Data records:
::::

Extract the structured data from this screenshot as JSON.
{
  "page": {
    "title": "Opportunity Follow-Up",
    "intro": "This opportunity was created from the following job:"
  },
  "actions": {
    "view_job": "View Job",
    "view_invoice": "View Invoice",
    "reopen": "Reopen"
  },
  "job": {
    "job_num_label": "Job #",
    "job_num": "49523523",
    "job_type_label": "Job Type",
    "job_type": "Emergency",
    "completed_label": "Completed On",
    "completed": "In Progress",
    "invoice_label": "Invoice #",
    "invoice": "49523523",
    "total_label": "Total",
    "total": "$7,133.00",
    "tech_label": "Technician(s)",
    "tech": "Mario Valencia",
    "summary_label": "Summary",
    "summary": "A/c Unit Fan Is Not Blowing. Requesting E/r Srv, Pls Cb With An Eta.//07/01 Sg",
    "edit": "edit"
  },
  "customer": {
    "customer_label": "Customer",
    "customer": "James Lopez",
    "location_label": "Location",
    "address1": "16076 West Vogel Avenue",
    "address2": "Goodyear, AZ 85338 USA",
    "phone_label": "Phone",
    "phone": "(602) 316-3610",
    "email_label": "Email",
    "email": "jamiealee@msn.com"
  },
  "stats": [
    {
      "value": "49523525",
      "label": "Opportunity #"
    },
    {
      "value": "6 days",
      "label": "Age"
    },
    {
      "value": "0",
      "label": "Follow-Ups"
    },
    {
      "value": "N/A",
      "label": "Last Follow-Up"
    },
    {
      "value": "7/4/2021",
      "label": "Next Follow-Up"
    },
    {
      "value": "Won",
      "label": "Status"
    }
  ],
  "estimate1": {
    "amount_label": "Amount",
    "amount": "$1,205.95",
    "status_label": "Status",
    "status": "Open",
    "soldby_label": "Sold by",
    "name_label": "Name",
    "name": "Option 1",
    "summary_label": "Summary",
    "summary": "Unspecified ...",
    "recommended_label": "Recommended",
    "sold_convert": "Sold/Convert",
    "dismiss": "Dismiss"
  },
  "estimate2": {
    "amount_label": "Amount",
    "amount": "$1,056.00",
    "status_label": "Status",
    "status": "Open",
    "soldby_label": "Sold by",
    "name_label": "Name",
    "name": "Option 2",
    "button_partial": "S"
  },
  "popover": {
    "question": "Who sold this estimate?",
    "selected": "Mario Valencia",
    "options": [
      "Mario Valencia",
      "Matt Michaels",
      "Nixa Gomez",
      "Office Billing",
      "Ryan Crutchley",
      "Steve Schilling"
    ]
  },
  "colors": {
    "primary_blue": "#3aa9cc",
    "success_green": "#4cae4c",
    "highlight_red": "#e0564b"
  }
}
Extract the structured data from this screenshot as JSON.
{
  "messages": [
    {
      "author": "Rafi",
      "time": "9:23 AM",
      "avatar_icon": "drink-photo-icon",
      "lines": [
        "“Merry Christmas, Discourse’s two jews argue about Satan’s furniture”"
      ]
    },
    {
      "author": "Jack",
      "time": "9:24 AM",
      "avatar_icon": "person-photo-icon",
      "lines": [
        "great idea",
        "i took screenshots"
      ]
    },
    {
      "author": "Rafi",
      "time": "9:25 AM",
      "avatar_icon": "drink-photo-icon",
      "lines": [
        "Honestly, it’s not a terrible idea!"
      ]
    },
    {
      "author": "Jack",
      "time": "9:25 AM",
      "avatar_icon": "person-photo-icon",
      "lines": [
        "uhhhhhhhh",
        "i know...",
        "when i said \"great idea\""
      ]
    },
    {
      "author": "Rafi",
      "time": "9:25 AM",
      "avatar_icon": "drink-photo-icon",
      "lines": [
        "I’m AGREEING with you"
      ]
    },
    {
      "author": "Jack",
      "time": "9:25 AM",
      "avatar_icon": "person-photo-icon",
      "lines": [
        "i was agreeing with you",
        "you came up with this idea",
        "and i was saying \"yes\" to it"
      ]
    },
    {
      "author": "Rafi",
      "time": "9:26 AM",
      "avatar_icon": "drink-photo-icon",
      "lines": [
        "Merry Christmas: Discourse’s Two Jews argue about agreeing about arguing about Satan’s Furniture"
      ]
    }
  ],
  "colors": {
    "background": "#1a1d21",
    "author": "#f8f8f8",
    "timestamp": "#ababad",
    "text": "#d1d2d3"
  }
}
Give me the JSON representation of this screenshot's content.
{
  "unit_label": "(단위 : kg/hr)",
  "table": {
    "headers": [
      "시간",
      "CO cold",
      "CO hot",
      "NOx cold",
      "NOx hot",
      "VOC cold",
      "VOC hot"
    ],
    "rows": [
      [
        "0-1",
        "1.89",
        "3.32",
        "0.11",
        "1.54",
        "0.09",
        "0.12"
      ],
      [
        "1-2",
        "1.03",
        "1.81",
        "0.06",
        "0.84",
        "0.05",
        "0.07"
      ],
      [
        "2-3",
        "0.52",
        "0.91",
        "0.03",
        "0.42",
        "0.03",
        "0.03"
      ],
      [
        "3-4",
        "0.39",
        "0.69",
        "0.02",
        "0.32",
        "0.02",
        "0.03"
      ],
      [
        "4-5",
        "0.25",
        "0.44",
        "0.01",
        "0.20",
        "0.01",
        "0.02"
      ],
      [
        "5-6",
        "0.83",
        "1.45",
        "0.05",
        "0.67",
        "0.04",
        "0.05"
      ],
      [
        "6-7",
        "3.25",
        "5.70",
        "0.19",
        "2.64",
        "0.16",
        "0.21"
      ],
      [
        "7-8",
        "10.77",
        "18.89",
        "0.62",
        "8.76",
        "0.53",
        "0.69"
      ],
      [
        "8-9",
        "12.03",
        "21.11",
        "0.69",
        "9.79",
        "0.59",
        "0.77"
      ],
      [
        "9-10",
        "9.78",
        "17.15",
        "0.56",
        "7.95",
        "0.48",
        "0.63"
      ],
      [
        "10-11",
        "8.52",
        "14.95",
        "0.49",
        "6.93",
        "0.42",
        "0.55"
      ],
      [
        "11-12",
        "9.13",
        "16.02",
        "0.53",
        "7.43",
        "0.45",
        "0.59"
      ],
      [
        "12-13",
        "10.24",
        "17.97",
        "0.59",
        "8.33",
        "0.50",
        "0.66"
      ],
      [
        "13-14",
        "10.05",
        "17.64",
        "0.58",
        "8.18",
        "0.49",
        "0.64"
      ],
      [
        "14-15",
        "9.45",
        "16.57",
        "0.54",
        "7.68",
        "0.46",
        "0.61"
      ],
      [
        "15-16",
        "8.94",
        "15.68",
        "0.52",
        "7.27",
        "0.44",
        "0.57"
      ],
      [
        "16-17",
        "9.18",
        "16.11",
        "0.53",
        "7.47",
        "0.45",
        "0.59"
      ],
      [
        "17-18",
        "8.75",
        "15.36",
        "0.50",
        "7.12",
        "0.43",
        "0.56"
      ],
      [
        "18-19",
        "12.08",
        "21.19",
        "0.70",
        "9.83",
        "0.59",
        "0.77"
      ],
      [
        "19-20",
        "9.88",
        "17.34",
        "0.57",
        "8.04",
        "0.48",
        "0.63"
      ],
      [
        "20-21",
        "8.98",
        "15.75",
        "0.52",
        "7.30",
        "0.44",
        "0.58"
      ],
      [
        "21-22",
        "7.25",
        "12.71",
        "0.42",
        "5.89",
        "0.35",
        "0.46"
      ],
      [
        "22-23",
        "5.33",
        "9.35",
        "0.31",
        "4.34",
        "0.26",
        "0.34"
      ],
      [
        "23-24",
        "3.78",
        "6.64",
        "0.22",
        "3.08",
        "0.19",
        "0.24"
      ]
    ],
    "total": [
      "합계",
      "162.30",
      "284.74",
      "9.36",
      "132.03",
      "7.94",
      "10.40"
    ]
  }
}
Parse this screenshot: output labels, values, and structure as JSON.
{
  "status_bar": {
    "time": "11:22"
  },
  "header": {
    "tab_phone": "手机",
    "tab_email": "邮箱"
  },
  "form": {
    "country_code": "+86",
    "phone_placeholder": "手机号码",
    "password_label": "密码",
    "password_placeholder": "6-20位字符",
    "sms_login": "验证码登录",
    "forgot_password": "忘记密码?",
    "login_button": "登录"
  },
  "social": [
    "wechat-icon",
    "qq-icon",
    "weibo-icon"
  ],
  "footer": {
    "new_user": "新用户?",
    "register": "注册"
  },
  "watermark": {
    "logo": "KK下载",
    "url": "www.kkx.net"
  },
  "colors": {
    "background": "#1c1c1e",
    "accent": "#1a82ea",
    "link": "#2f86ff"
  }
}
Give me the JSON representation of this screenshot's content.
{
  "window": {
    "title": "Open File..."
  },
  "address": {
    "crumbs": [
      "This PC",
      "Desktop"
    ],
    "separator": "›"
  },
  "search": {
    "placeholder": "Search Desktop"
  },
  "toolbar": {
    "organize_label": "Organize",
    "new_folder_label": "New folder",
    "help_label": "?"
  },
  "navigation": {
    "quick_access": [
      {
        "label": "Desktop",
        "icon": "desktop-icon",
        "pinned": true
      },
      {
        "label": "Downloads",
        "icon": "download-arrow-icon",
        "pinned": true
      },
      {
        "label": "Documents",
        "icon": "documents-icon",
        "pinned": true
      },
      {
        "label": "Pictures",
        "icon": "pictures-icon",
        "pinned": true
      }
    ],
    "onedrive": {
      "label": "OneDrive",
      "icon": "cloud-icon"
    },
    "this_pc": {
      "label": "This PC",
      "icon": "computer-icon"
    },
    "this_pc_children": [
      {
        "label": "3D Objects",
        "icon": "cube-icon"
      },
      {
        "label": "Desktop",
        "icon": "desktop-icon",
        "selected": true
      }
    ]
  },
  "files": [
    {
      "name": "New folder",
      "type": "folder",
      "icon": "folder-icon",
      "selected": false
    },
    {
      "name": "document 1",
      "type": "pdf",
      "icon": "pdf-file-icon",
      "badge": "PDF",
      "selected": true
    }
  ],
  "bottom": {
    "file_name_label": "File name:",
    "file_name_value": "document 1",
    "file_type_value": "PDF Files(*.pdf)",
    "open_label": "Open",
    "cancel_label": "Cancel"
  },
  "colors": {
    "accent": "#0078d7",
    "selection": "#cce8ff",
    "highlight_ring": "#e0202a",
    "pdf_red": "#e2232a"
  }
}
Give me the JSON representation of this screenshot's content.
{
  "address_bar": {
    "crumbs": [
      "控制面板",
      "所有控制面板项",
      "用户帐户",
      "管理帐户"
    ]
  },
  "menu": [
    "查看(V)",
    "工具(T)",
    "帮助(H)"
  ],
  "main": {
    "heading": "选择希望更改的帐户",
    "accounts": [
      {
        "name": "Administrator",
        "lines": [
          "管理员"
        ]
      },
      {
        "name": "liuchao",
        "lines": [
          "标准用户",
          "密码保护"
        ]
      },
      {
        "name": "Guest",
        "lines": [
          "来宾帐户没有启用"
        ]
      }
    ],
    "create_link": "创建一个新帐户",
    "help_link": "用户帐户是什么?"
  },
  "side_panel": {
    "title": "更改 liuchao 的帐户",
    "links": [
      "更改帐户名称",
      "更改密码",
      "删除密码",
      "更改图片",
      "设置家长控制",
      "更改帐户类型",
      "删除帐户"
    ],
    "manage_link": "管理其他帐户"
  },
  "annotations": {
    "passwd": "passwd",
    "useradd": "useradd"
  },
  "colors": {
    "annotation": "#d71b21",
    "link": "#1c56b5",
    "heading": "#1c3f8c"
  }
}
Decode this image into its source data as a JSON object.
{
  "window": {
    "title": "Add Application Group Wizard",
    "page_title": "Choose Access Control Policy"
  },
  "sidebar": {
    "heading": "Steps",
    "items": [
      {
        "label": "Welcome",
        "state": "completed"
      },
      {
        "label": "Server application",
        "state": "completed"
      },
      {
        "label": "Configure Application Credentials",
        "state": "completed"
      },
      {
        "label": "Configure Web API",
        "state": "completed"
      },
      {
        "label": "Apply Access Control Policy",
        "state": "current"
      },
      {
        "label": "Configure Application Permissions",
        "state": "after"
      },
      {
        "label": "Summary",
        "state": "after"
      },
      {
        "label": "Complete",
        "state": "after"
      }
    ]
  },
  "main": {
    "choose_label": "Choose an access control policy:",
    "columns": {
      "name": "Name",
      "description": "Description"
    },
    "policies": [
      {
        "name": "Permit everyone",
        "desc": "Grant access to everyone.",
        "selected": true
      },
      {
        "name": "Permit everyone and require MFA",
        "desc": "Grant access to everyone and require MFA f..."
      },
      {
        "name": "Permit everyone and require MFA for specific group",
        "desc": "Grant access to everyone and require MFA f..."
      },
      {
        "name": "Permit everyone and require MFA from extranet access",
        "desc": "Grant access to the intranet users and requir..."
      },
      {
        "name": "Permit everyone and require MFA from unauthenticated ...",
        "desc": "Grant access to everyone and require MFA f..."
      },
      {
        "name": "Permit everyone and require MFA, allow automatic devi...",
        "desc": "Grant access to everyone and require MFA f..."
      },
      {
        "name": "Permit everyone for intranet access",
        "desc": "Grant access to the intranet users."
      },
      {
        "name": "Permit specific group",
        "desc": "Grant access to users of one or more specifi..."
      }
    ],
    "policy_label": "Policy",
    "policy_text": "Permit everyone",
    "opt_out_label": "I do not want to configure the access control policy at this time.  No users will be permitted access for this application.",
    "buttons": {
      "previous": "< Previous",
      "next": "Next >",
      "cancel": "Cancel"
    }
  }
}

::::

WHAT YOU WILL DO: Gather each line in the entries above where the string "selected" is found.

OUTPUT OF THE TASK:
    "selected": "Mario Valencia",
        "selected": true
      "selected": false
      "selected": true
        "selected": true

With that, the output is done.